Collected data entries
____

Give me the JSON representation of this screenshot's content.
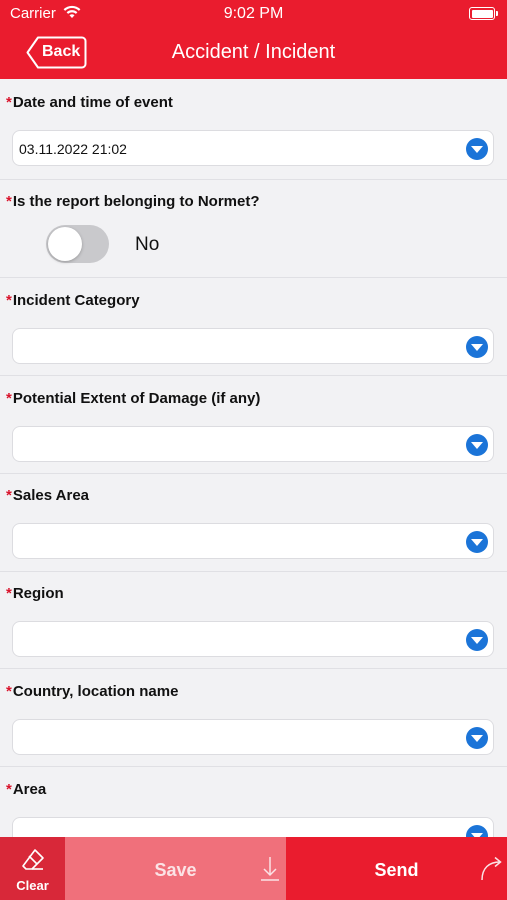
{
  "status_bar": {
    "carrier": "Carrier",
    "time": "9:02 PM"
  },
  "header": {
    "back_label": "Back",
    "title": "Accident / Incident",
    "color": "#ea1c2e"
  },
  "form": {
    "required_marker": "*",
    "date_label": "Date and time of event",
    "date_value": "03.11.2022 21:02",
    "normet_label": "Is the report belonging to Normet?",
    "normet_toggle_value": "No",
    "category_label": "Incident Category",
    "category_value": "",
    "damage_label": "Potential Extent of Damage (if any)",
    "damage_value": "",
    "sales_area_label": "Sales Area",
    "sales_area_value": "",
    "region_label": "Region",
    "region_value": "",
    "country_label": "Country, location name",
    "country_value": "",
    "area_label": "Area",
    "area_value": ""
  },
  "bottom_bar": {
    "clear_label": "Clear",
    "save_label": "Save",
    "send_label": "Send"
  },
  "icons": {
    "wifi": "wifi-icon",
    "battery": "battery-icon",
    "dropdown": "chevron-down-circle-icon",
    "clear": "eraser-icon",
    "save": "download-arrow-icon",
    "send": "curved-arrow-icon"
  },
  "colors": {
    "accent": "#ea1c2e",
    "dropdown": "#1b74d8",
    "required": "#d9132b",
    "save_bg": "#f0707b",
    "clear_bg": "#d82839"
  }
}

____

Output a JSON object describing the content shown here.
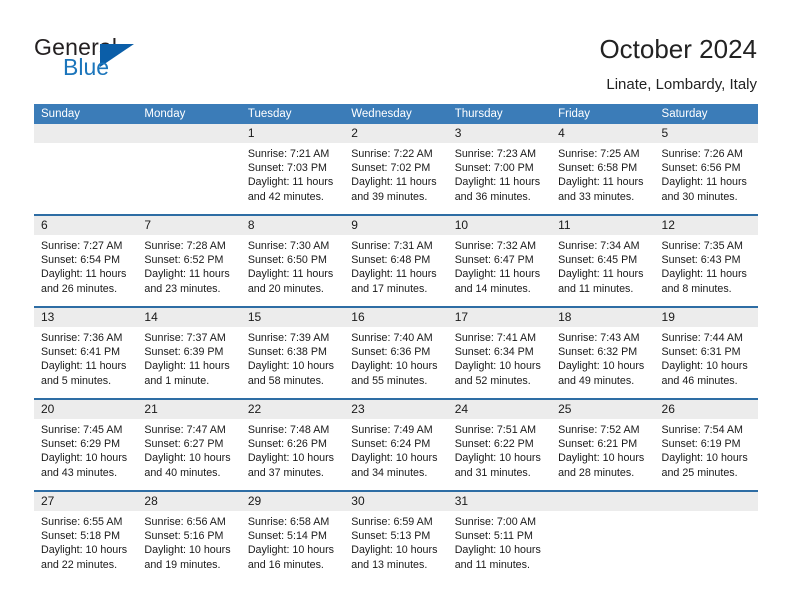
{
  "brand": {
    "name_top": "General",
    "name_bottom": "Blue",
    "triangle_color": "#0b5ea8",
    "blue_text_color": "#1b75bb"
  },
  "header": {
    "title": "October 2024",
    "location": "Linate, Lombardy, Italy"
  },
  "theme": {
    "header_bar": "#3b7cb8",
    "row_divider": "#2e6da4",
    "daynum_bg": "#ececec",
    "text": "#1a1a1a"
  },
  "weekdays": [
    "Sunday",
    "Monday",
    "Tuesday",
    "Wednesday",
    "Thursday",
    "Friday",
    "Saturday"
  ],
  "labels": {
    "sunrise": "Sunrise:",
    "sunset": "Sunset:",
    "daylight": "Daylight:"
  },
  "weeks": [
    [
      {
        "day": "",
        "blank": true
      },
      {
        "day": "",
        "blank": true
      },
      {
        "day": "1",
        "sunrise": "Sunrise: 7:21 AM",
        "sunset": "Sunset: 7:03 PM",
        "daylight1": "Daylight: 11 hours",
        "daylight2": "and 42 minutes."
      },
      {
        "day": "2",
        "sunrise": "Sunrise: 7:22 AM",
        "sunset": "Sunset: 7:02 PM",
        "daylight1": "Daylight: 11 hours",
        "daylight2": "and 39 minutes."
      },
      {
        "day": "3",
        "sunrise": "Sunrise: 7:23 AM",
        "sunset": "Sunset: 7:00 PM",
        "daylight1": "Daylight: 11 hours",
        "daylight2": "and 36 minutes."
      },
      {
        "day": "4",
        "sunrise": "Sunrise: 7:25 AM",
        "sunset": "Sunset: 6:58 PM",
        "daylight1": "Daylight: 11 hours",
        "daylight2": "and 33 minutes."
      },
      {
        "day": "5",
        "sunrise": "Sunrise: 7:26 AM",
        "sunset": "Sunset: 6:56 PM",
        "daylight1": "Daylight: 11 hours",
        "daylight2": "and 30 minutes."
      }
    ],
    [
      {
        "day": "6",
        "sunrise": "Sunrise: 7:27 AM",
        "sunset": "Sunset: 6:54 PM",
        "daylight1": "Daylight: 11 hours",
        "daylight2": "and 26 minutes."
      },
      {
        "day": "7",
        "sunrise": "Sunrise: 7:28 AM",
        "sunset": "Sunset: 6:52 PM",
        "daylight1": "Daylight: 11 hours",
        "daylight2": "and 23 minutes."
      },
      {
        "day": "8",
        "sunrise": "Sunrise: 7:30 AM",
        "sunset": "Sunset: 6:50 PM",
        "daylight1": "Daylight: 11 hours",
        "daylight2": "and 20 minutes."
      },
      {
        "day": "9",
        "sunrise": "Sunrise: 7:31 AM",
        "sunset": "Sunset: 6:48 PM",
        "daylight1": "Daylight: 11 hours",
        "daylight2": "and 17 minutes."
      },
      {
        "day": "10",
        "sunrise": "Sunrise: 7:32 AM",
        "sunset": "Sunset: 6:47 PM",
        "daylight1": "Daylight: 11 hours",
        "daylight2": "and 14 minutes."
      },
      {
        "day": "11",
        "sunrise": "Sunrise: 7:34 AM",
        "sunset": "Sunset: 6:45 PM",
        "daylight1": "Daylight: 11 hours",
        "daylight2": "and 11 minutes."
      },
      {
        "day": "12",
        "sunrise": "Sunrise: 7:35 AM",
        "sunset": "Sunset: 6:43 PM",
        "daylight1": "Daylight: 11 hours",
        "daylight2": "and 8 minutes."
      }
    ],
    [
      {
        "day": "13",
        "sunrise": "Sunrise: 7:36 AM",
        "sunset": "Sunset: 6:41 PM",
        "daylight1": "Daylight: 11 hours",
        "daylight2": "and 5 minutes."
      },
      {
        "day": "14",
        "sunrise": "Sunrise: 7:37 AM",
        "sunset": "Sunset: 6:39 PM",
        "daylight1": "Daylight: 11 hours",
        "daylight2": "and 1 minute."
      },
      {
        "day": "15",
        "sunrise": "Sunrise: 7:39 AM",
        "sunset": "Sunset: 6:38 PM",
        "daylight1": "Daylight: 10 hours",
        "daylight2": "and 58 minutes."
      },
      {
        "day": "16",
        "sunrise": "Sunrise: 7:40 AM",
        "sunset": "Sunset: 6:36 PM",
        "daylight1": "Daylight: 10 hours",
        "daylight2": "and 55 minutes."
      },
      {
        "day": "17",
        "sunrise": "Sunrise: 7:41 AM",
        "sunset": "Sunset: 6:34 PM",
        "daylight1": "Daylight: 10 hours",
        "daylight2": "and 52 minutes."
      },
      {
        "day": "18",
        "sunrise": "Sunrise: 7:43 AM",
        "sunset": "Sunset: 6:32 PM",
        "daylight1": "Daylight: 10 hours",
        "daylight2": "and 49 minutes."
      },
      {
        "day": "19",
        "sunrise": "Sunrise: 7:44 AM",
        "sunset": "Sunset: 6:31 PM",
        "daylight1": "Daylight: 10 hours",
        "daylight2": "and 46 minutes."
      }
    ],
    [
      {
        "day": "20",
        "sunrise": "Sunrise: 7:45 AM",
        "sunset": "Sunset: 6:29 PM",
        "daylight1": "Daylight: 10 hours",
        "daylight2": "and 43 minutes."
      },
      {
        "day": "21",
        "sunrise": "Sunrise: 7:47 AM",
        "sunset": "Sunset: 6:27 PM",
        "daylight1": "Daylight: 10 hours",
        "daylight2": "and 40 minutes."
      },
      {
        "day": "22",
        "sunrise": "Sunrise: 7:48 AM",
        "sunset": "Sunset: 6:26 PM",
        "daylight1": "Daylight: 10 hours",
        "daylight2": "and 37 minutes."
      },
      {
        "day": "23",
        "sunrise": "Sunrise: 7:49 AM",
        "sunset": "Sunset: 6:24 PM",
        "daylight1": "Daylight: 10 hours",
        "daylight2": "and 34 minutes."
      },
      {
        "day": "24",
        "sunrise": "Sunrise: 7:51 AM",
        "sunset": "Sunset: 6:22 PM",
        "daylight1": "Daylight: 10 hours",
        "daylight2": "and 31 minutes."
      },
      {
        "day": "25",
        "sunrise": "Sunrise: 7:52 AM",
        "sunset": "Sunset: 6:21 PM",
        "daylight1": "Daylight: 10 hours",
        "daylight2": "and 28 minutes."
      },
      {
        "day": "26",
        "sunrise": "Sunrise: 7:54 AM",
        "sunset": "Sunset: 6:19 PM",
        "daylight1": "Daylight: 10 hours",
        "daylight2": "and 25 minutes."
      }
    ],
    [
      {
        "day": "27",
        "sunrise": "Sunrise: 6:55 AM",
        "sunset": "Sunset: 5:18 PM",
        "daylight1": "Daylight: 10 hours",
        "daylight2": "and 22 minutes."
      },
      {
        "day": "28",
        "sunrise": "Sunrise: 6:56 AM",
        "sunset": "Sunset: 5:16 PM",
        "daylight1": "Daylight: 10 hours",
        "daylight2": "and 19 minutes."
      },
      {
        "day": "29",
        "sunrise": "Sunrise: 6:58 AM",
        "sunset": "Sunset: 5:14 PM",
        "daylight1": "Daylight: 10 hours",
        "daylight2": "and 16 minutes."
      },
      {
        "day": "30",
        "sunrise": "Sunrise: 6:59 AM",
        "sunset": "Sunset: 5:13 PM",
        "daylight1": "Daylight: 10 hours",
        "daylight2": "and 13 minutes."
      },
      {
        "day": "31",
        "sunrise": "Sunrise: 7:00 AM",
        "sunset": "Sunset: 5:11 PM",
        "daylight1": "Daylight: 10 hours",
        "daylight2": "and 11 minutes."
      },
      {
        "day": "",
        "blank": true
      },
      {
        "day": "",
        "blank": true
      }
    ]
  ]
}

____

> [Your objective]: Show the lines that mention the word "time".

> [Reply]:
    "time": "9:02 PM"
    "date_label": "Date and time of event",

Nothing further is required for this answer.